Direction: Reproduce the material in full, unchanged.

Dataset extract:
- - -

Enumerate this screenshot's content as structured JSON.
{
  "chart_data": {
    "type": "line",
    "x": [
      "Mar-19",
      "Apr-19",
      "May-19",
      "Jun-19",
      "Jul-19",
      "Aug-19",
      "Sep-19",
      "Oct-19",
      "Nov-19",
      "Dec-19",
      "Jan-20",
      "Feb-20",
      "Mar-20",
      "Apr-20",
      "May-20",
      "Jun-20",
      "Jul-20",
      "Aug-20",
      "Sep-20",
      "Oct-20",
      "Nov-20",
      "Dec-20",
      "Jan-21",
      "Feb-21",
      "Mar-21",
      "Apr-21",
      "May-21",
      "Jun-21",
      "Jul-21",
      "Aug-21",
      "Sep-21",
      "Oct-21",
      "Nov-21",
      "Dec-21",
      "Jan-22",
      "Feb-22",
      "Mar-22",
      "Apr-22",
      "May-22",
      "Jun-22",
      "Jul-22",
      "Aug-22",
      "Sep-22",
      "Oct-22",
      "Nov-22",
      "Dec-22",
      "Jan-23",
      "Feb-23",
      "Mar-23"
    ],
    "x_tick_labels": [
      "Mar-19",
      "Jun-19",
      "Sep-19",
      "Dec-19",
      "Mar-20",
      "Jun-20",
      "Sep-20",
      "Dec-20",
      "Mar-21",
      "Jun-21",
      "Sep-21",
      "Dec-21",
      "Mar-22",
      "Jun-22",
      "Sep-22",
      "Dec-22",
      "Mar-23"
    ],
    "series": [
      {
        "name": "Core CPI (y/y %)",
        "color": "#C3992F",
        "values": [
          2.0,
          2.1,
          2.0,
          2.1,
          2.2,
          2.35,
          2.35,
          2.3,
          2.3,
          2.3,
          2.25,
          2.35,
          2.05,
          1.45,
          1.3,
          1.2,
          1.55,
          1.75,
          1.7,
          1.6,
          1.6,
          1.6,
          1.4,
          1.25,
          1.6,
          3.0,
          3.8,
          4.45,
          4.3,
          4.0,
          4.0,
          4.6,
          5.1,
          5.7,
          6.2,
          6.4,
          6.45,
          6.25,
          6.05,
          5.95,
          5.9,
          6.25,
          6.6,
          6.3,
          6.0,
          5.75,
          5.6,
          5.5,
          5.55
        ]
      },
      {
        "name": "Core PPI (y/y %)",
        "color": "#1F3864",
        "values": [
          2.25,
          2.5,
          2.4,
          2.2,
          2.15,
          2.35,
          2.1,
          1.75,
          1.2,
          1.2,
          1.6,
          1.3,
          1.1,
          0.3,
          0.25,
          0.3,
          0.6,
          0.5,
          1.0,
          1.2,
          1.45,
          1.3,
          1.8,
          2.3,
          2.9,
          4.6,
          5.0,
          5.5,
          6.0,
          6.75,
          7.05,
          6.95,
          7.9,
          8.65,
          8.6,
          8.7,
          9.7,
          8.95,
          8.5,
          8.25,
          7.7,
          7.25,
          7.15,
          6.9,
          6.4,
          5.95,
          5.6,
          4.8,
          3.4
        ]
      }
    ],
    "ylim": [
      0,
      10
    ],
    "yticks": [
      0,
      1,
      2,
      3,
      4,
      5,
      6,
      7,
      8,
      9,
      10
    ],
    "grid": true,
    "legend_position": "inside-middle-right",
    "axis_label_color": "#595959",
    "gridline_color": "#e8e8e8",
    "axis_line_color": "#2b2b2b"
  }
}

- - -

Exercise answer:
Enumerate this screenshot's content as structured JSON.
{
  "chart_data": {
    "type": "line",
    "x": [
      "Mar-19",
      "Apr-19",
      "May-19",
      "Jun-19",
      "Jul-19",
      "Aug-19",
      "Sep-19",
      "Oct-19",
      "Nov-19",
      "Dec-19",
      "Jan-20",
      "Feb-20",
      "Mar-20",
      "Apr-20",
      "May-20",
      "Jun-20",
      "Jul-20",
      "Aug-20",
      "Sep-20",
      "Oct-20",
      "Nov-20",
      "Dec-20",
      "Jan-21",
      "Feb-21",
      "Mar-21",
      "Apr-21",
      "May-21",
      "Jun-21",
      "Jul-21",
      "Aug-21",
      "Sep-21",
      "Oct-21",
      "Nov-21",
      "Dec-21",
      "Jan-22",
      "Feb-22",
      "Mar-22",
      "Apr-22",
      "May-22",
      "Jun-22",
      "Jul-22",
      "Aug-22",
      "Sep-22",
      "Oct-22",
      "Nov-22",
      "Dec-22",
      "Jan-23",
      "Feb-23",
      "Mar-23"
    ],
    "x_tick_labels": [
      "Mar-19",
      "Jun-19",
      "Sep-19",
      "Dec-19",
      "Mar-20",
      "Jun-20",
      "Sep-20",
      "Dec-20",
      "Mar-21",
      "Jun-21",
      "Sep-21",
      "Dec-21",
      "Mar-22",
      "Jun-22",
      "Sep-22",
      "Dec-22",
      "Mar-23"
    ],
    "series": [
      {
        "name": "Core CPI (y/y %)",
        "color": "#C3992F",
        "values": [
          2.0,
          2.1,
          2.0,
          2.1,
          2.2,
          2.35,
          2.35,
          2.3,
          2.3,
          2.3,
          2.25,
          2.35,
          2.05,
          1.45,
          1.3,
          1.2,
          1.55,
          1.75,
          1.7,
          1.6,
          1.6,
          1.6,
          1.4,
          1.25,
          1.6,
          3.0,
          3.8,
          4.45,
          4.3,
          4.0,
          4.0,
          4.6,
          5.1,
          5.7,
          6.2,
          6.4,
          6.45,
          6.25,
          6.05,
          5.95,
          5.9,
          6.25,
          6.6,
          6.3,
          6.0,
          5.75,
          5.6,
          5.5,
          5.55
        ]
      },
      {
        "name": "Core PPI (y/y %)",
        "color": "#1F3864",
        "values": [
          2.25,
          2.5,
          2.4,
          2.2,
          2.15,
          2.35,
          2.1,
          1.75,
          1.2,
          1.2,
          1.6,
          1.3,
          1.1,
          0.3,
          0.25,
          0.3,
          0.6,
          0.5,
          1.0,
          1.2,
          1.45,
          1.3,
          1.8,
          2.3,
          2.9,
          4.6,
          5.0,
          5.5,
          6.0,
          6.75,
          7.05,
          6.95,
          7.9,
          8.65,
          8.6,
          8.7,
          9.7,
          8.95,
          8.5,
          8.25,
          7.7,
          7.25,
          7.15,
          6.9,
          6.4,
          5.95,
          5.6,
          4.8,
          3.4
        ]
      }
    ],
    "ylim": [
      0,
      10
    ],
    "yticks": [
      0,
      1,
      2,
      3,
      4,
      5,
      6,
      7,
      8,
      9,
      10
    ],
    "grid": true,
    "legend_position": "inside-middle-right",
    "axis_label_color": "#595959",
    "gridline_color": "#e8e8e8",
    "axis_line_color": "#2b2b2b"
  }
}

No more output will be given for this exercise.